------ ENTRIES

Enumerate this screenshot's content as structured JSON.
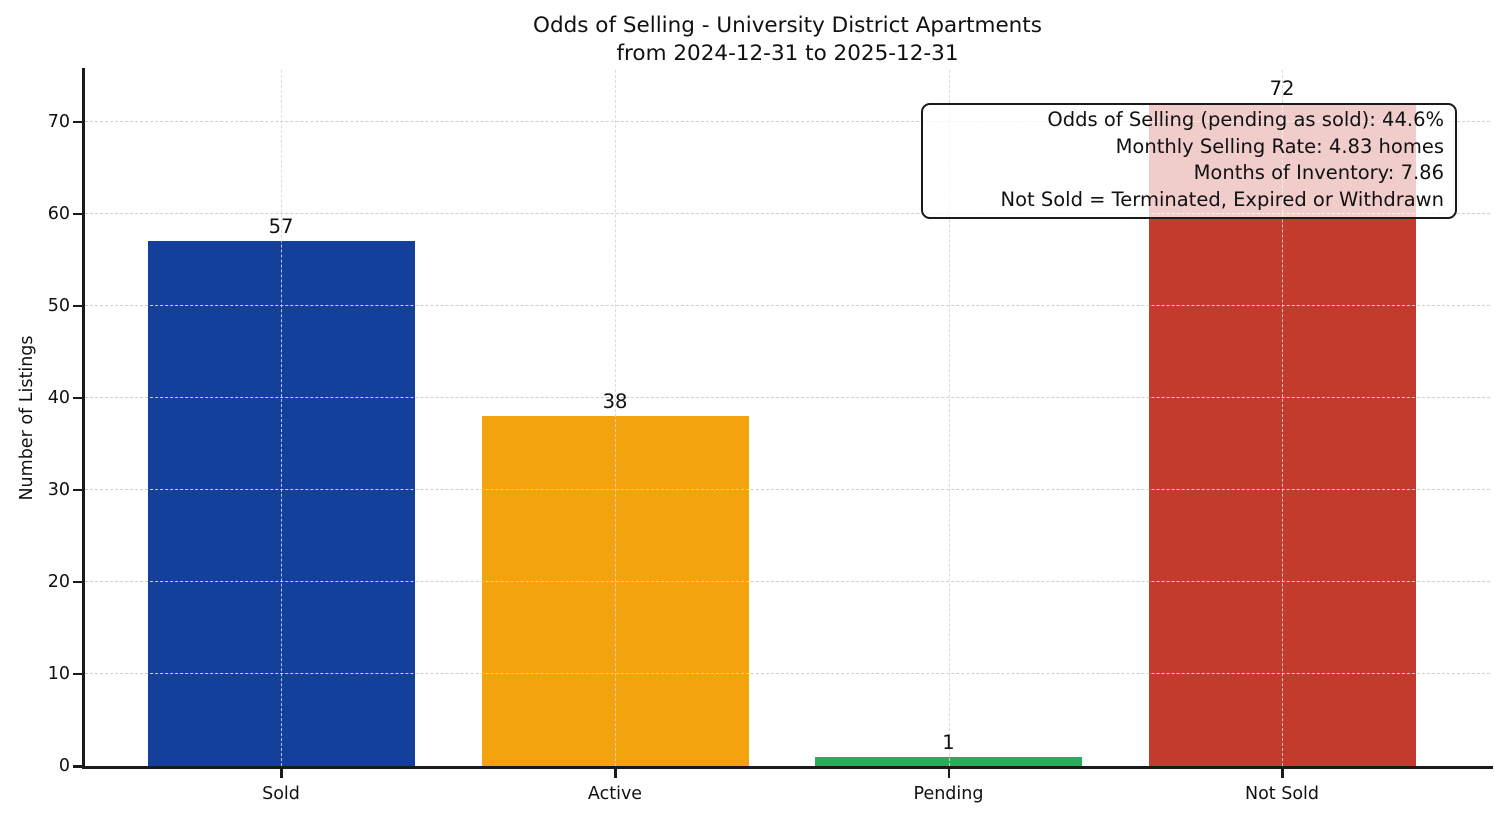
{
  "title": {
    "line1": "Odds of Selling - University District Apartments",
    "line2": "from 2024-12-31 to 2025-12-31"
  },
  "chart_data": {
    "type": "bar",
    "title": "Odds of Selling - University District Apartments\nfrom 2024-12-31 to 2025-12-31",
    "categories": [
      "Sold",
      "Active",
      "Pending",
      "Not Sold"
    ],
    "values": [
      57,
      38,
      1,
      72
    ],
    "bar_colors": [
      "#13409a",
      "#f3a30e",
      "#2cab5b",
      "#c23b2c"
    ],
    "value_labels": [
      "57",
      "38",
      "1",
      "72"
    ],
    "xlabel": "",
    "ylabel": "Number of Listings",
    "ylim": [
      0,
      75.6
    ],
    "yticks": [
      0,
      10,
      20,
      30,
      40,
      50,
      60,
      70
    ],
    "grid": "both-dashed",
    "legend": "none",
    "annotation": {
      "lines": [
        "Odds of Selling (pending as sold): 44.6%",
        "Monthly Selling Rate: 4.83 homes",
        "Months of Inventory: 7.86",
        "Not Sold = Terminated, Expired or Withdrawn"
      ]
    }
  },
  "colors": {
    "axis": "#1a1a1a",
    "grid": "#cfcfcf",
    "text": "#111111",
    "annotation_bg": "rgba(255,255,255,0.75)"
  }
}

------------
------ ENTRIES

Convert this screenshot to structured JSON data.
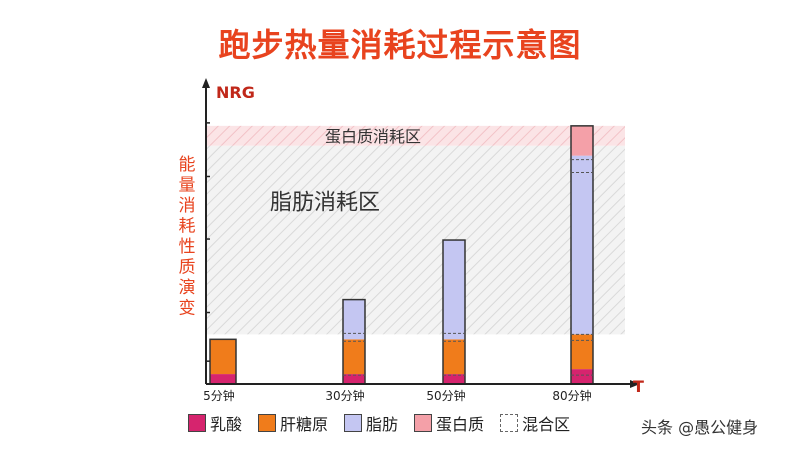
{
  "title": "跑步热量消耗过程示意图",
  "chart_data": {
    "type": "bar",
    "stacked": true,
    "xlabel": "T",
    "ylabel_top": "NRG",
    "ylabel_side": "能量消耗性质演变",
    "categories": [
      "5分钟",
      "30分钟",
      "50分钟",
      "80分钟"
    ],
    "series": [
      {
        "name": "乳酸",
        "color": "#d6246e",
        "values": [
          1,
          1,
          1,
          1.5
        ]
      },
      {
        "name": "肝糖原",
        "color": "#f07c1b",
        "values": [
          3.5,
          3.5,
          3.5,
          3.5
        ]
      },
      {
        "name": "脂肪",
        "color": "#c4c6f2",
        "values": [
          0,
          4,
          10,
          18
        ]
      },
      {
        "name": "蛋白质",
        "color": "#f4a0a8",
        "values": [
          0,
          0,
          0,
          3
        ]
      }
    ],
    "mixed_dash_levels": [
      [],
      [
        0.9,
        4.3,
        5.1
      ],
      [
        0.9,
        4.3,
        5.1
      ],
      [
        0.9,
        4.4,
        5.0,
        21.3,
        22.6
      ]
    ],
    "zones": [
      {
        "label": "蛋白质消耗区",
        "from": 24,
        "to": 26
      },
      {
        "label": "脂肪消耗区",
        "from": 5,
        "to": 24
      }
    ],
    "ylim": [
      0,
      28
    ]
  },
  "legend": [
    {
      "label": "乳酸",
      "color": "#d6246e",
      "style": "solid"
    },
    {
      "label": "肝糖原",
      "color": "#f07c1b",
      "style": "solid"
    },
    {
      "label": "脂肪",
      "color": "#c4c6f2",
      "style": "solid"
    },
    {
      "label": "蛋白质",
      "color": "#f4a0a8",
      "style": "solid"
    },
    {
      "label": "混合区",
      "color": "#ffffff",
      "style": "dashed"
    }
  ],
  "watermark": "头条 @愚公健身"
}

------------

• DIRECTION: Above are the entries; count how many of their lines contain the word "University" and give only that number.

• TASK ANSWER: 2